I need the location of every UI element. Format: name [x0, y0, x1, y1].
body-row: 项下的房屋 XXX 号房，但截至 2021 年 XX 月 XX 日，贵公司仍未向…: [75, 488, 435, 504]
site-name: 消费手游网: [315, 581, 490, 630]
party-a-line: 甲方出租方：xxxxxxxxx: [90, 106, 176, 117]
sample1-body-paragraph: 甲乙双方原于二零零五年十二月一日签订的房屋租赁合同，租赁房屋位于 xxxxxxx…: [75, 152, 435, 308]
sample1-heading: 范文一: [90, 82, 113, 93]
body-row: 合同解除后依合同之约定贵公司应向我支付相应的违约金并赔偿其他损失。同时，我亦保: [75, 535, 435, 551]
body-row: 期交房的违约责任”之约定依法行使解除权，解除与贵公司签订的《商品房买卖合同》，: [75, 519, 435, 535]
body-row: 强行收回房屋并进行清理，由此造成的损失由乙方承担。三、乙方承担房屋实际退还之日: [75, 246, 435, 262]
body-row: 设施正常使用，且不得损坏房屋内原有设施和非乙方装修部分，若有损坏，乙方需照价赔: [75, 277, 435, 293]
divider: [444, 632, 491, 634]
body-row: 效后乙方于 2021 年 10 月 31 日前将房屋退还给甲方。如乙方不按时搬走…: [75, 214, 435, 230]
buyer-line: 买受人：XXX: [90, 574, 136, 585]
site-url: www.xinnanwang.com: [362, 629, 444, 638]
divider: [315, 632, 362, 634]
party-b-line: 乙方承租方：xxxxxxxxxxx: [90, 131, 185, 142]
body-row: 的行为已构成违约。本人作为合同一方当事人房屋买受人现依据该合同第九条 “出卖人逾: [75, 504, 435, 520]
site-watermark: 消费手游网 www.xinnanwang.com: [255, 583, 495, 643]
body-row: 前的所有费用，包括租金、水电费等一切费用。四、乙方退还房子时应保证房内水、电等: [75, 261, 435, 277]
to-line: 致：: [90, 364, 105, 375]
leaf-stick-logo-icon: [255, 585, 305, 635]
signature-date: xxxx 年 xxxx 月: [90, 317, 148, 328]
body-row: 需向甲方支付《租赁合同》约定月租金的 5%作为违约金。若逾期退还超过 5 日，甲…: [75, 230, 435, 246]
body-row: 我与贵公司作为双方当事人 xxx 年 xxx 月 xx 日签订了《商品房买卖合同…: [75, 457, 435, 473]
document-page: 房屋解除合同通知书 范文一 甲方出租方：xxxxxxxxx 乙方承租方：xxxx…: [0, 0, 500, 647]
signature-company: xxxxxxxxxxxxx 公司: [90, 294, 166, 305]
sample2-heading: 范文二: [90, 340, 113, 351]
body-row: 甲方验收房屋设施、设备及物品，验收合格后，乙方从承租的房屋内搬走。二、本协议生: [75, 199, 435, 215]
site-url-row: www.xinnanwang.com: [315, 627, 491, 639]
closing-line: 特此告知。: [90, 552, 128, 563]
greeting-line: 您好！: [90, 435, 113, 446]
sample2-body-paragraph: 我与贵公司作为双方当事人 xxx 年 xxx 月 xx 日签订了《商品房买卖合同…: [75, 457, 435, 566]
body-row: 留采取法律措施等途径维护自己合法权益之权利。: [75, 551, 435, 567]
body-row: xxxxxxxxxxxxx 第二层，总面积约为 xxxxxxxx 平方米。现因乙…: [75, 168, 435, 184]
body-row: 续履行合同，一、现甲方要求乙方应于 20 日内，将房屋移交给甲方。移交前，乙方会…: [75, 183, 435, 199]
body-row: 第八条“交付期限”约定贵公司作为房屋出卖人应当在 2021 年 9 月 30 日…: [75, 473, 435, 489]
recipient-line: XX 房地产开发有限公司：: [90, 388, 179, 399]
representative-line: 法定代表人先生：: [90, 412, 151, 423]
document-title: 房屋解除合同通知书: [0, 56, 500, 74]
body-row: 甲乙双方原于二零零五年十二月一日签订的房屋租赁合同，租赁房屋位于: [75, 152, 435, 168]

***

▶ **Stated problem**
Quote all of the records above verbatim, keeping every line in its original order and form.

▶ **Worked answer**
I need the location of every UI element. Format: name [x0, y0, x1, y1].
body-row: 项下的房屋 XXX 号房，但截至 2021 年 XX 月 XX 日，贵公司仍未向…: [75, 488, 435, 504]
site-name: 消费手游网: [315, 581, 490, 630]
party-a-line: 甲方出租方：xxxxxxxxx: [90, 106, 176, 117]
sample1-body-paragraph: 甲乙双方原于二零零五年十二月一日签订的房屋租赁合同，租赁房屋位于 xxxxxxx…: [75, 152, 435, 308]
sample1-heading: 范文一: [90, 82, 113, 93]
body-row: 合同解除后依合同之约定贵公司应向我支付相应的违约金并赔偿其他损失。同时，我亦保: [75, 535, 435, 551]
body-row: 期交房的违约责任”之约定依法行使解除权，解除与贵公司签订的《商品房买卖合同》，: [75, 519, 435, 535]
body-row: 强行收回房屋并进行清理，由此造成的损失由乙方承担。三、乙方承担房屋实际退还之日: [75, 246, 435, 262]
body-row: 设施正常使用，且不得损坏房屋内原有设施和非乙方装修部分，若有损坏，乙方需照价赔: [75, 277, 435, 293]
divider: [444, 632, 491, 634]
body-row: 效后乙方于 2021 年 10 月 31 日前将房屋退还给甲方。如乙方不按时搬走…: [75, 214, 435, 230]
buyer-line: 买受人：XXX: [90, 574, 136, 585]
site-url: www.xinnanwang.com: [362, 629, 444, 638]
divider: [315, 632, 362, 634]
party-b-line: 乙方承租方：xxxxxxxxxxx: [90, 131, 185, 142]
body-row: 的行为已构成违约。本人作为合同一方当事人房屋买受人现依据该合同第九条 “出卖人逾: [75, 504, 435, 520]
site-watermark: 消费手游网 www.xinnanwang.com: [255, 583, 495, 643]
body-row: 前的所有费用，包括租金、水电费等一切费用。四、乙方退还房子时应保证房内水、电等: [75, 261, 435, 277]
to-line: 致：: [90, 364, 105, 375]
leaf-stick-logo-icon: [255, 585, 305, 635]
signature-date: xxxx 年 xxxx 月: [90, 317, 148, 328]
body-row: 需向甲方支付《租赁合同》约定月租金的 5%作为违约金。若逾期退还超过 5 日，甲…: [75, 230, 435, 246]
body-row: 我与贵公司作为双方当事人 xxx 年 xxx 月 xx 日签订了《商品房买卖合同…: [75, 457, 435, 473]
document-page: 房屋解除合同通知书 范文一 甲方出租方：xxxxxxxxx 乙方承租方：xxxx…: [0, 0, 500, 647]
signature-company: xxxxxxxxxxxxx 公司: [90, 294, 166, 305]
sample2-heading: 范文二: [90, 340, 113, 351]
body-row: 甲方验收房屋设施、设备及物品，验收合格后，乙方从承租的房屋内搬走。二、本协议生: [75, 199, 435, 215]
site-url-row: www.xinnanwang.com: [315, 627, 491, 639]
closing-line: 特此告知。: [90, 552, 128, 563]
greeting-line: 您好！: [90, 435, 113, 446]
sample2-body-paragraph: 我与贵公司作为双方当事人 xxx 年 xxx 月 xx 日签订了《商品房买卖合同…: [75, 457, 435, 566]
body-row: 留采取法律措施等途径维护自己合法权益之权利。: [75, 551, 435, 567]
body-row: xxxxxxxxxxxxx 第二层，总面积约为 xxxxxxxx 平方米。现因乙…: [75, 168, 435, 184]
body-row: 续履行合同，一、现甲方要求乙方应于 20 日内，将房屋移交给甲方。移交前，乙方会…: [75, 183, 435, 199]
body-row: 第八条“交付期限”约定贵公司作为房屋出卖人应当在 2021 年 9 月 30 日…: [75, 473, 435, 489]
recipient-line: XX 房地产开发有限公司：: [90, 388, 179, 399]
representative-line: 法定代表人先生：: [90, 412, 151, 423]
document-title: 房屋解除合同通知书: [0, 56, 500, 74]
body-row: 甲乙双方原于二零零五年十二月一日签订的房屋租赁合同，租赁房屋位于: [75, 152, 435, 168]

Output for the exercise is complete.